» WHAT NEEDS TO BE DONE:
Quote the full listing word for word.

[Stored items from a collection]
↓↓↓

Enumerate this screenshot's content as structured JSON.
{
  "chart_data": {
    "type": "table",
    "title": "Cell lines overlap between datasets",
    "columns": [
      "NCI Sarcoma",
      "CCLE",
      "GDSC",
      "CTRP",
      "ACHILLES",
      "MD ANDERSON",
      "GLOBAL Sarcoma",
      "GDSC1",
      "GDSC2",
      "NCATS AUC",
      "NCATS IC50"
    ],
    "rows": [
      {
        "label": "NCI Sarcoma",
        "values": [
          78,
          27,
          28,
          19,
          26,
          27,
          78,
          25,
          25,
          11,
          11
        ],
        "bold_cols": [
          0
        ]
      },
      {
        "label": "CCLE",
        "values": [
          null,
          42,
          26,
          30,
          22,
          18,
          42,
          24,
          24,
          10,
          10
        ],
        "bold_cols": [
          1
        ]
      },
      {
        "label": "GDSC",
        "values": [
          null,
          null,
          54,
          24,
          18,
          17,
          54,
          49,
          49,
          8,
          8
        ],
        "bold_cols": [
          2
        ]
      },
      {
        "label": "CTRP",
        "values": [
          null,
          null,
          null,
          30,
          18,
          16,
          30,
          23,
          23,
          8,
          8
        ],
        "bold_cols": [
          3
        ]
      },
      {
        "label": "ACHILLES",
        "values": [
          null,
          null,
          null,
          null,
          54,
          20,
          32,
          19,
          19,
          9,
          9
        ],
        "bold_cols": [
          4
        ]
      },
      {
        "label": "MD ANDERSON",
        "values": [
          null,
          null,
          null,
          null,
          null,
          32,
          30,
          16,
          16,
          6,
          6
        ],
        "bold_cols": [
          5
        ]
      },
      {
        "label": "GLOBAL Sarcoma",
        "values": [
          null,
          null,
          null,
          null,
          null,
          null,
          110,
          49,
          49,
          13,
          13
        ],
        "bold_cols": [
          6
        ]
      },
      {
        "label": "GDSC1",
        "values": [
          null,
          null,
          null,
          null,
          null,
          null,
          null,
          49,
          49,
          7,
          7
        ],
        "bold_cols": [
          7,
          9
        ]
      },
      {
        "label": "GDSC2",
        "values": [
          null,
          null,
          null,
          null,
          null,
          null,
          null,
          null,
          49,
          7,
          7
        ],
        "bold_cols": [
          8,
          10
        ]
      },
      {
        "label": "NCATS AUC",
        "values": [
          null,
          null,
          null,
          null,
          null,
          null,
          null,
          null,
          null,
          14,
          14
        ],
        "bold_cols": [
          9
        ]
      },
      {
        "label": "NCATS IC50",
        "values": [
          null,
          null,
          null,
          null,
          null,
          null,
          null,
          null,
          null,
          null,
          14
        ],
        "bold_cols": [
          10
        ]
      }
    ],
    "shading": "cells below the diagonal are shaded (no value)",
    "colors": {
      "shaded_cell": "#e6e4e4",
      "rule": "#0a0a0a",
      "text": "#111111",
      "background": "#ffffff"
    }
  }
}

↑↑↑

» FINISHED EXERCISE:
Enumerate this screenshot's content as structured JSON.
{
  "chart_data": {
    "type": "table",
    "title": "Cell lines overlap between datasets",
    "columns": [
      "NCI Sarcoma",
      "CCLE",
      "GDSC",
      "CTRP",
      "ACHILLES",
      "MD ANDERSON",
      "GLOBAL Sarcoma",
      "GDSC1",
      "GDSC2",
      "NCATS AUC",
      "NCATS IC50"
    ],
    "rows": [
      {
        "label": "NCI Sarcoma",
        "values": [
          78,
          27,
          28,
          19,
          26,
          27,
          78,
          25,
          25,
          11,
          11
        ],
        "bold_cols": [
          0
        ]
      },
      {
        "label": "CCLE",
        "values": [
          null,
          42,
          26,
          30,
          22,
          18,
          42,
          24,
          24,
          10,
          10
        ],
        "bold_cols": [
          1
        ]
      },
      {
        "label": "GDSC",
        "values": [
          null,
          null,
          54,
          24,
          18,
          17,
          54,
          49,
          49,
          8,
          8
        ],
        "bold_cols": [
          2
        ]
      },
      {
        "label": "CTRP",
        "values": [
          null,
          null,
          null,
          30,
          18,
          16,
          30,
          23,
          23,
          8,
          8
        ],
        "bold_cols": [
          3
        ]
      },
      {
        "label": "ACHILLES",
        "values": [
          null,
          null,
          null,
          null,
          54,
          20,
          32,
          19,
          19,
          9,
          9
        ],
        "bold_cols": [
          4
        ]
      },
      {
        "label": "MD ANDERSON",
        "values": [
          null,
          null,
          null,
          null,
          null,
          32,
          30,
          16,
          16,
          6,
          6
        ],
        "bold_cols": [
          5
        ]
      },
      {
        "label": "GLOBAL Sarcoma",
        "values": [
          null,
          null,
          null,
          null,
          null,
          null,
          110,
          49,
          49,
          13,
          13
        ],
        "bold_cols": [
          6
        ]
      },
      {
        "label": "GDSC1",
        "values": [
          null,
          null,
          null,
          null,
          null,
          null,
          null,
          49,
          49,
          7,
          7
        ],
        "bold_cols": [
          7,
          9
        ]
      },
      {
        "label": "GDSC2",
        "values": [
          null,
          null,
          null,
          null,
          null,
          null,
          null,
          null,
          49,
          7,
          7
        ],
        "bold_cols": [
          8,
          10
        ]
      },
      {
        "label": "NCATS AUC",
        "values": [
          null,
          null,
          null,
          null,
          null,
          null,
          null,
          null,
          null,
          14,
          14
        ],
        "bold_cols": [
          9
        ]
      },
      {
        "label": "NCATS IC50",
        "values": [
          null,
          null,
          null,
          null,
          null,
          null,
          null,
          null,
          null,
          null,
          14
        ],
        "bold_cols": [
          10
        ]
      }
    ],
    "shading": "cells below the diagonal are shaded (no value)",
    "colors": {
      "shaded_cell": "#e6e4e4",
      "rule": "#0a0a0a",
      "text": "#111111",
      "background": "#ffffff"
    }
  }
}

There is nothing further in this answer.